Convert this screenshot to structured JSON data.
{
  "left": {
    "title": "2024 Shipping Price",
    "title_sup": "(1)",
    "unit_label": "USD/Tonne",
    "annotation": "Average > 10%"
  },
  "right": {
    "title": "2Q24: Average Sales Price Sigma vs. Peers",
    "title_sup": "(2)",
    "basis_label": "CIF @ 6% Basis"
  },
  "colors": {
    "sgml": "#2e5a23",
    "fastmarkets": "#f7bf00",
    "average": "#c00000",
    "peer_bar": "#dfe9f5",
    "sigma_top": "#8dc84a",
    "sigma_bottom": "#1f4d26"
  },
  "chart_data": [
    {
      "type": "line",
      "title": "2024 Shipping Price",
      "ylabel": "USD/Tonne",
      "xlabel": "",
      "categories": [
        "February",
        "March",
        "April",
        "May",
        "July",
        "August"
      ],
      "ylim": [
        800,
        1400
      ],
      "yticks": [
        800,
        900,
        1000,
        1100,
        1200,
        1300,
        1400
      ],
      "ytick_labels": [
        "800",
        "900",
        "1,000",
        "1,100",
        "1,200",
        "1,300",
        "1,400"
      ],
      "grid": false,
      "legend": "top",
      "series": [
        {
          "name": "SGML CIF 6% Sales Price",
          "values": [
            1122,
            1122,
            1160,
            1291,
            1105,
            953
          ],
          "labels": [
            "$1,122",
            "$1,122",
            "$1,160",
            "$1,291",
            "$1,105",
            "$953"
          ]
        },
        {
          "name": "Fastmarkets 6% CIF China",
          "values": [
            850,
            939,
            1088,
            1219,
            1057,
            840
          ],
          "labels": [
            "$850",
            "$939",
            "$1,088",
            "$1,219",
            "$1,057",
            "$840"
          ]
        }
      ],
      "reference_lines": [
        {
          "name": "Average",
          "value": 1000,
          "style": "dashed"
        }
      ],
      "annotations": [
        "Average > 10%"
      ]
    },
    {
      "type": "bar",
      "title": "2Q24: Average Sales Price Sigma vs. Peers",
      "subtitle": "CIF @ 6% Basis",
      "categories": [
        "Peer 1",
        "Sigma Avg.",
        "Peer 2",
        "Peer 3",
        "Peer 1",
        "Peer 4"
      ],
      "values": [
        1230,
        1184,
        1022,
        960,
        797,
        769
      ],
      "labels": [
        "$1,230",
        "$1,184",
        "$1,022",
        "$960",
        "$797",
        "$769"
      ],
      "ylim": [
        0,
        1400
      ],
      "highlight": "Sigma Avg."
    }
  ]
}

------------------------------------------------

**Do this**
All of the entries above should be written out again exactly.

**Solution for this task**
Convert this screenshot to structured JSON data.
{
  "left": {
    "title": "2024 Shipping Price",
    "title_sup": "(1)",
    "unit_label": "USD/Tonne",
    "annotation": "Average > 10%"
  },
  "right": {
    "title": "2Q24: Average Sales Price Sigma vs. Peers",
    "title_sup": "(2)",
    "basis_label": "CIF @ 6% Basis"
  },
  "colors": {
    "sgml": "#2e5a23",
    "fastmarkets": "#f7bf00",
    "average": "#c00000",
    "peer_bar": "#dfe9f5",
    "sigma_top": "#8dc84a",
    "sigma_bottom": "#1f4d26"
  },
  "chart_data": [
    {
      "type": "line",
      "title": "2024 Shipping Price",
      "ylabel": "USD/Tonne",
      "xlabel": "",
      "categories": [
        "February",
        "March",
        "April",
        "May",
        "July",
        "August"
      ],
      "ylim": [
        800,
        1400
      ],
      "yticks": [
        800,
        900,
        1000,
        1100,
        1200,
        1300,
        1400
      ],
      "ytick_labels": [
        "800",
        "900",
        "1,000",
        "1,100",
        "1,200",
        "1,300",
        "1,400"
      ],
      "grid": false,
      "legend": "top",
      "series": [
        {
          "name": "SGML CIF 6% Sales Price",
          "values": [
            1122,
            1122,
            1160,
            1291,
            1105,
            953
          ],
          "labels": [
            "$1,122",
            "$1,122",
            "$1,160",
            "$1,291",
            "$1,105",
            "$953"
          ]
        },
        {
          "name": "Fastmarkets 6% CIF China",
          "values": [
            850,
            939,
            1088,
            1219,
            1057,
            840
          ],
          "labels": [
            "$850",
            "$939",
            "$1,088",
            "$1,219",
            "$1,057",
            "$840"
          ]
        }
      ],
      "reference_lines": [
        {
          "name": "Average",
          "value": 1000,
          "style": "dashed"
        }
      ],
      "annotations": [
        "Average > 10%"
      ]
    },
    {
      "type": "bar",
      "title": "2Q24: Average Sales Price Sigma vs. Peers",
      "subtitle": "CIF @ 6% Basis",
      "categories": [
        "Peer 1",
        "Sigma Avg.",
        "Peer 2",
        "Peer 3",
        "Peer 1",
        "Peer 4"
      ],
      "values": [
        1230,
        1184,
        1022,
        960,
        797,
        769
      ],
      "labels": [
        "$1,230",
        "$1,184",
        "$1,022",
        "$960",
        "$797",
        "$769"
      ],
      "ylim": [
        0,
        1400
      ],
      "highlight": "Sigma Avg."
    }
  ]
}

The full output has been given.